§ RECORD SET
□ □ □ □ □ □ □
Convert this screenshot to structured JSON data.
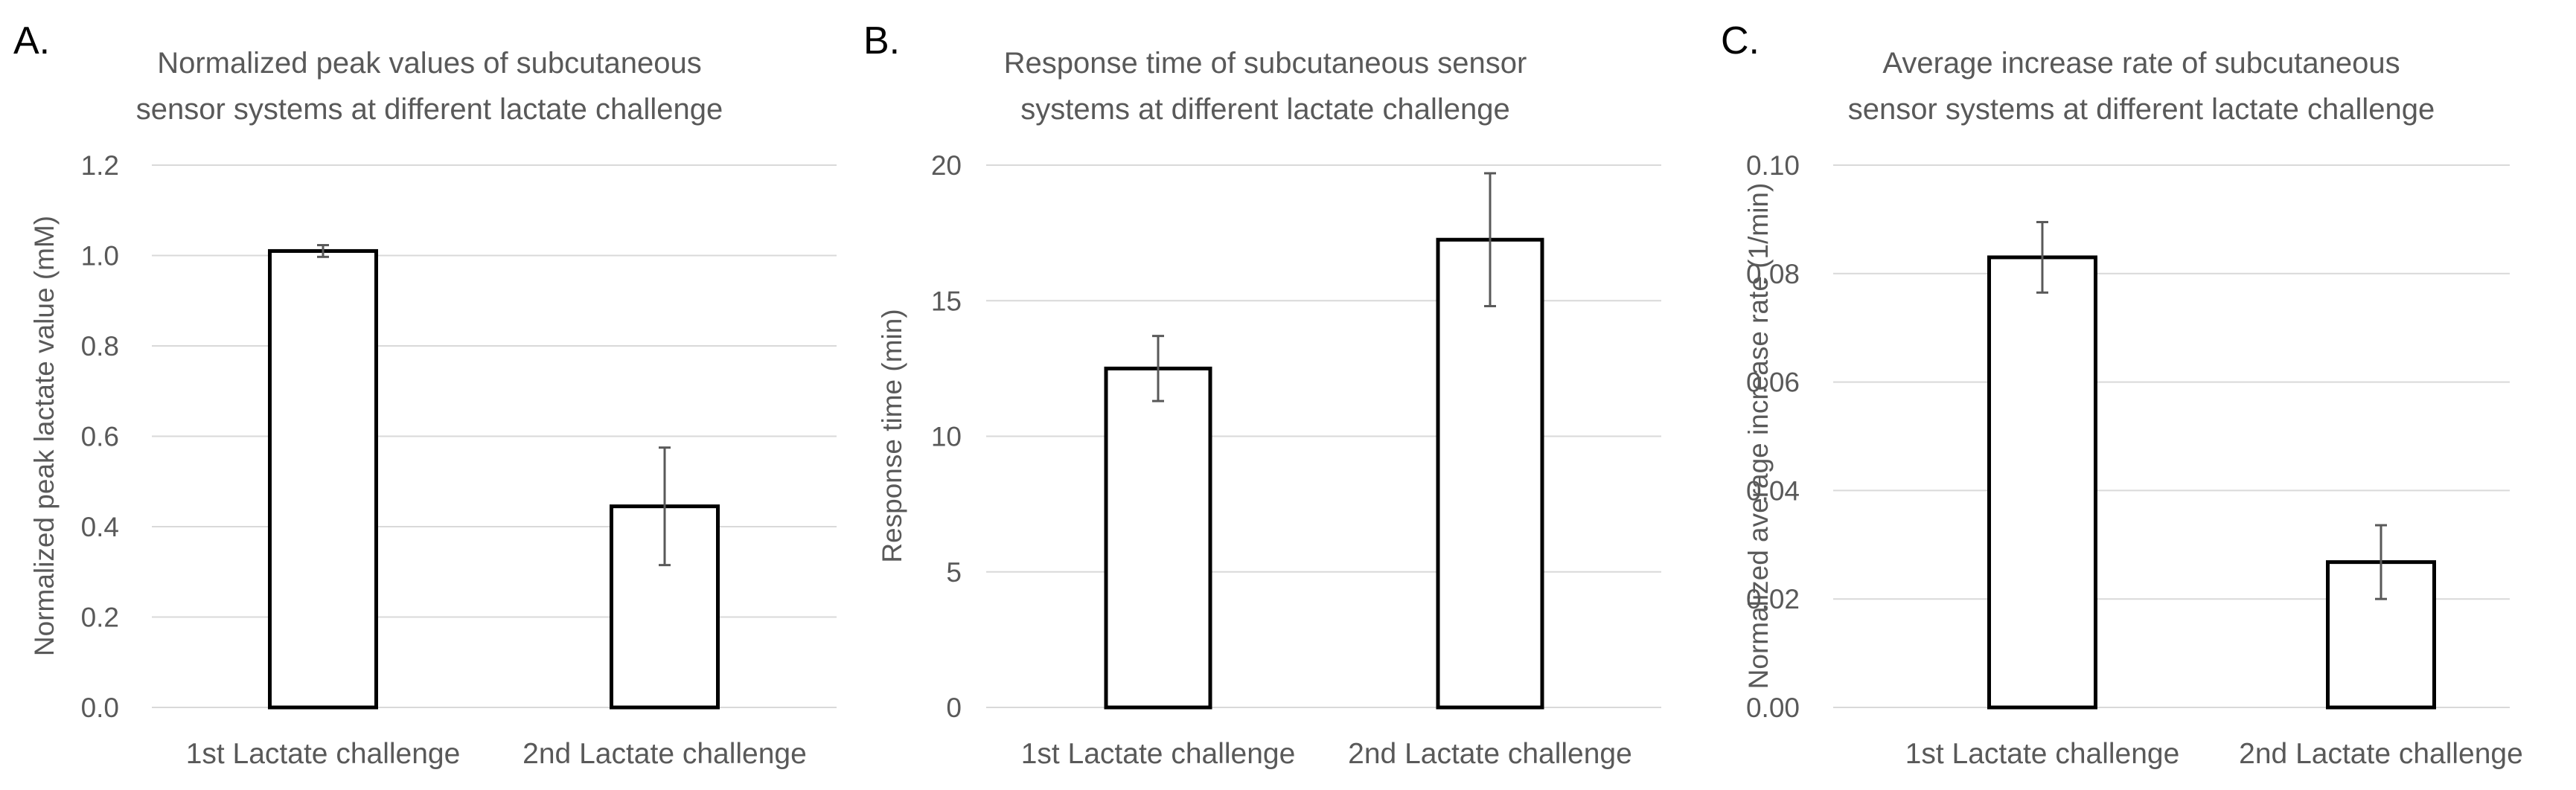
{
  "chart_data": [
    {
      "type": "bar",
      "panel_label": "A.",
      "title": [
        "Normalized peak values of subcutaneous",
        "sensor systems at different lactate challenge"
      ],
      "ylabel": "Normalized peak lactate value (mM)",
      "categories": [
        "1st Lactate challenge",
        "2nd Lactate challenge"
      ],
      "values": [
        1.01,
        0.445
      ],
      "errors": [
        0.013,
        0.13
      ],
      "ylim": [
        0,
        1.2
      ],
      "yticks": [
        0,
        0.2,
        0.4,
        0.6,
        0.8,
        1.0,
        1.2
      ],
      "ytick_labels": [
        "0.0",
        "0.2",
        "0.4",
        "0.6",
        "0.8",
        "1.0",
        "1.2"
      ],
      "grid": true,
      "legend": "none"
    },
    {
      "type": "bar",
      "panel_label": "B.",
      "title": [
        "Response time of subcutaneous sensor",
        "systems at different lactate challenge"
      ],
      "ylabel": "Response time (min)",
      "categories": [
        "1st Lactate challenge",
        "2nd Lactate challenge"
      ],
      "values": [
        12.5,
        17.25
      ],
      "errors": [
        1.2,
        2.45
      ],
      "ylim": [
        0,
        20
      ],
      "yticks": [
        0,
        5,
        10,
        15,
        20
      ],
      "ytick_labels": [
        "0",
        "5",
        "10",
        "15",
        "20"
      ],
      "grid": true,
      "legend": "none"
    },
    {
      "type": "bar",
      "panel_label": "C.",
      "title": [
        "Average increase rate of subcutaneous",
        "sensor systems at different lactate challenge"
      ],
      "ylabel": "Normalized average increase rate (1/min)",
      "categories": [
        "1st Lactate challenge",
        "2nd Lactate challenge"
      ],
      "values": [
        0.083,
        0.0268
      ],
      "errors": [
        0.0065,
        0.0068
      ],
      "ylim": [
        0,
        0.1
      ],
      "yticks": [
        0,
        0.02,
        0.04,
        0.06,
        0.08,
        0.1
      ],
      "ytick_labels": [
        "0.00",
        "0.02",
        "0.04",
        "0.06",
        "0.08",
        "0.10"
      ],
      "grid": true,
      "legend": "none"
    }
  ]
}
□ □ □ □ □ □ □
§ WORK TO COMPLETE
Set down the records in full and exactly. Do not carry over any image.

§ RESULT OF THE EXERCISE
Convert this screenshot to structured JSON data.
{
  "chart_data": [
    {
      "type": "bar",
      "panel_label": "A.",
      "title": [
        "Normalized peak values of subcutaneous",
        "sensor systems at different lactate challenge"
      ],
      "ylabel": "Normalized peak lactate value (mM)",
      "categories": [
        "1st Lactate challenge",
        "2nd Lactate challenge"
      ],
      "values": [
        1.01,
        0.445
      ],
      "errors": [
        0.013,
        0.13
      ],
      "ylim": [
        0,
        1.2
      ],
      "yticks": [
        0,
        0.2,
        0.4,
        0.6,
        0.8,
        1.0,
        1.2
      ],
      "ytick_labels": [
        "0.0",
        "0.2",
        "0.4",
        "0.6",
        "0.8",
        "1.0",
        "1.2"
      ],
      "grid": true,
      "legend": "none"
    },
    {
      "type": "bar",
      "panel_label": "B.",
      "title": [
        "Response time of subcutaneous sensor",
        "systems at different lactate challenge"
      ],
      "ylabel": "Response time (min)",
      "categories": [
        "1st Lactate challenge",
        "2nd Lactate challenge"
      ],
      "values": [
        12.5,
        17.25
      ],
      "errors": [
        1.2,
        2.45
      ],
      "ylim": [
        0,
        20
      ],
      "yticks": [
        0,
        5,
        10,
        15,
        20
      ],
      "ytick_labels": [
        "0",
        "5",
        "10",
        "15",
        "20"
      ],
      "grid": true,
      "legend": "none"
    },
    {
      "type": "bar",
      "panel_label": "C.",
      "title": [
        "Average increase rate of subcutaneous",
        "sensor systems at different lactate challenge"
      ],
      "ylabel": "Normalized average increase rate (1/min)",
      "categories": [
        "1st Lactate challenge",
        "2nd Lactate challenge"
      ],
      "values": [
        0.083,
        0.0268
      ],
      "errors": [
        0.0065,
        0.0068
      ],
      "ylim": [
        0,
        0.1
      ],
      "yticks": [
        0,
        0.02,
        0.04,
        0.06,
        0.08,
        0.1
      ],
      "ytick_labels": [
        "0.00",
        "0.02",
        "0.04",
        "0.06",
        "0.08",
        "0.10"
      ],
      "grid": true,
      "legend": "none"
    }
  ]
}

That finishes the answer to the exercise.